— start of Extracted data —

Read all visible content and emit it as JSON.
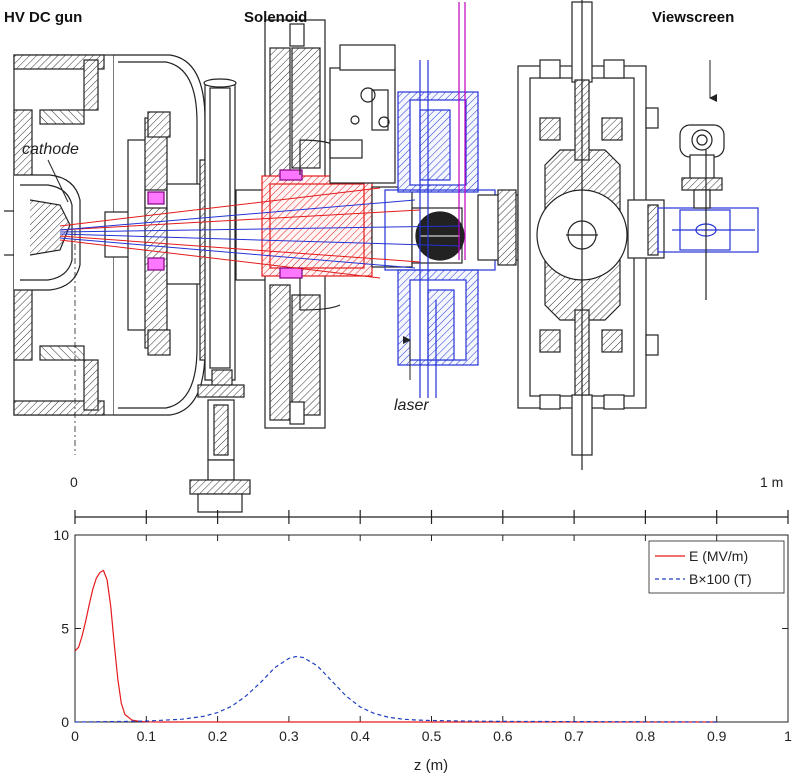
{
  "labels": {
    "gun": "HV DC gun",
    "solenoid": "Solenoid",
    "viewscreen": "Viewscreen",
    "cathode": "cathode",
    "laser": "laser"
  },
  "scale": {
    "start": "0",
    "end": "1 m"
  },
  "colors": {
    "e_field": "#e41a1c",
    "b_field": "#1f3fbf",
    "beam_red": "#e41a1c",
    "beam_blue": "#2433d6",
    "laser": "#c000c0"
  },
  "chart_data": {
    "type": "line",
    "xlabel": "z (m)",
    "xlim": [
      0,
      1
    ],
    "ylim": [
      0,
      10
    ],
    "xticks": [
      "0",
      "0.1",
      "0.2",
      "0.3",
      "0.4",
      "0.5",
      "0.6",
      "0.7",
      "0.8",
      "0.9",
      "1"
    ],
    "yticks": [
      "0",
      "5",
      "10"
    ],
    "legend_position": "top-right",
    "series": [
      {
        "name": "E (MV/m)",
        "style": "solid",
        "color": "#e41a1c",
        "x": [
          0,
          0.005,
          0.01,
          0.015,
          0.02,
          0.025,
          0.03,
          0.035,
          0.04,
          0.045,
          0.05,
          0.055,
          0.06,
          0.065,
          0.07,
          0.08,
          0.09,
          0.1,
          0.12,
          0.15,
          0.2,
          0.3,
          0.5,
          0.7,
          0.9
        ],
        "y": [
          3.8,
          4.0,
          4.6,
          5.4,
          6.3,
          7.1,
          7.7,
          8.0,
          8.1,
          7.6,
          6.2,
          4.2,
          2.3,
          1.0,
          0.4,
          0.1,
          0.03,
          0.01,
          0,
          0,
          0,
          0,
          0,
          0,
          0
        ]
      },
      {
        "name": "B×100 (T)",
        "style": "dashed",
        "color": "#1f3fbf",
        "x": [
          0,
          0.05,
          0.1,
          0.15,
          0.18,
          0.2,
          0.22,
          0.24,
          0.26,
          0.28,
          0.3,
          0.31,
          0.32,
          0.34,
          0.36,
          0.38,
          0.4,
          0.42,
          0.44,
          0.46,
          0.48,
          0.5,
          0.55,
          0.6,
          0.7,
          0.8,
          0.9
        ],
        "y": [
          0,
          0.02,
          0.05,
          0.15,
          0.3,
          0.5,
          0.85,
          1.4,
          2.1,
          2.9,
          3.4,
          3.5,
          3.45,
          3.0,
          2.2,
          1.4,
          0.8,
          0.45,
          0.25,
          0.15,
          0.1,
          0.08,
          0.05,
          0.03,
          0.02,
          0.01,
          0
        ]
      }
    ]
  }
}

— end of Extracted data —

Goal: Return each line from the material above exactly, but not the pictures.

Output below:
Read all visible content and emit it as JSON.
{
  "labels": {
    "gun": "HV DC gun",
    "solenoid": "Solenoid",
    "viewscreen": "Viewscreen",
    "cathode": "cathode",
    "laser": "laser"
  },
  "scale": {
    "start": "0",
    "end": "1 m"
  },
  "colors": {
    "e_field": "#e41a1c",
    "b_field": "#1f3fbf",
    "beam_red": "#e41a1c",
    "beam_blue": "#2433d6",
    "laser": "#c000c0"
  },
  "chart_data": {
    "type": "line",
    "xlabel": "z (m)",
    "xlim": [
      0,
      1
    ],
    "ylim": [
      0,
      10
    ],
    "xticks": [
      "0",
      "0.1",
      "0.2",
      "0.3",
      "0.4",
      "0.5",
      "0.6",
      "0.7",
      "0.8",
      "0.9",
      "1"
    ],
    "yticks": [
      "0",
      "5",
      "10"
    ],
    "legend_position": "top-right",
    "series": [
      {
        "name": "E (MV/m)",
        "style": "solid",
        "color": "#e41a1c",
        "x": [
          0,
          0.005,
          0.01,
          0.015,
          0.02,
          0.025,
          0.03,
          0.035,
          0.04,
          0.045,
          0.05,
          0.055,
          0.06,
          0.065,
          0.07,
          0.08,
          0.09,
          0.1,
          0.12,
          0.15,
          0.2,
          0.3,
          0.5,
          0.7,
          0.9
        ],
        "y": [
          3.8,
          4.0,
          4.6,
          5.4,
          6.3,
          7.1,
          7.7,
          8.0,
          8.1,
          7.6,
          6.2,
          4.2,
          2.3,
          1.0,
          0.4,
          0.1,
          0.03,
          0.01,
          0,
          0,
          0,
          0,
          0,
          0,
          0
        ]
      },
      {
        "name": "B×100 (T)",
        "style": "dashed",
        "color": "#1f3fbf",
        "x": [
          0,
          0.05,
          0.1,
          0.15,
          0.18,
          0.2,
          0.22,
          0.24,
          0.26,
          0.28,
          0.3,
          0.31,
          0.32,
          0.34,
          0.36,
          0.38,
          0.4,
          0.42,
          0.44,
          0.46,
          0.48,
          0.5,
          0.55,
          0.6,
          0.7,
          0.8,
          0.9
        ],
        "y": [
          0,
          0.02,
          0.05,
          0.15,
          0.3,
          0.5,
          0.85,
          1.4,
          2.1,
          2.9,
          3.4,
          3.5,
          3.45,
          3.0,
          2.2,
          1.4,
          0.8,
          0.45,
          0.25,
          0.15,
          0.1,
          0.08,
          0.05,
          0.03,
          0.02,
          0.01,
          0
        ]
      }
    ]
  }
}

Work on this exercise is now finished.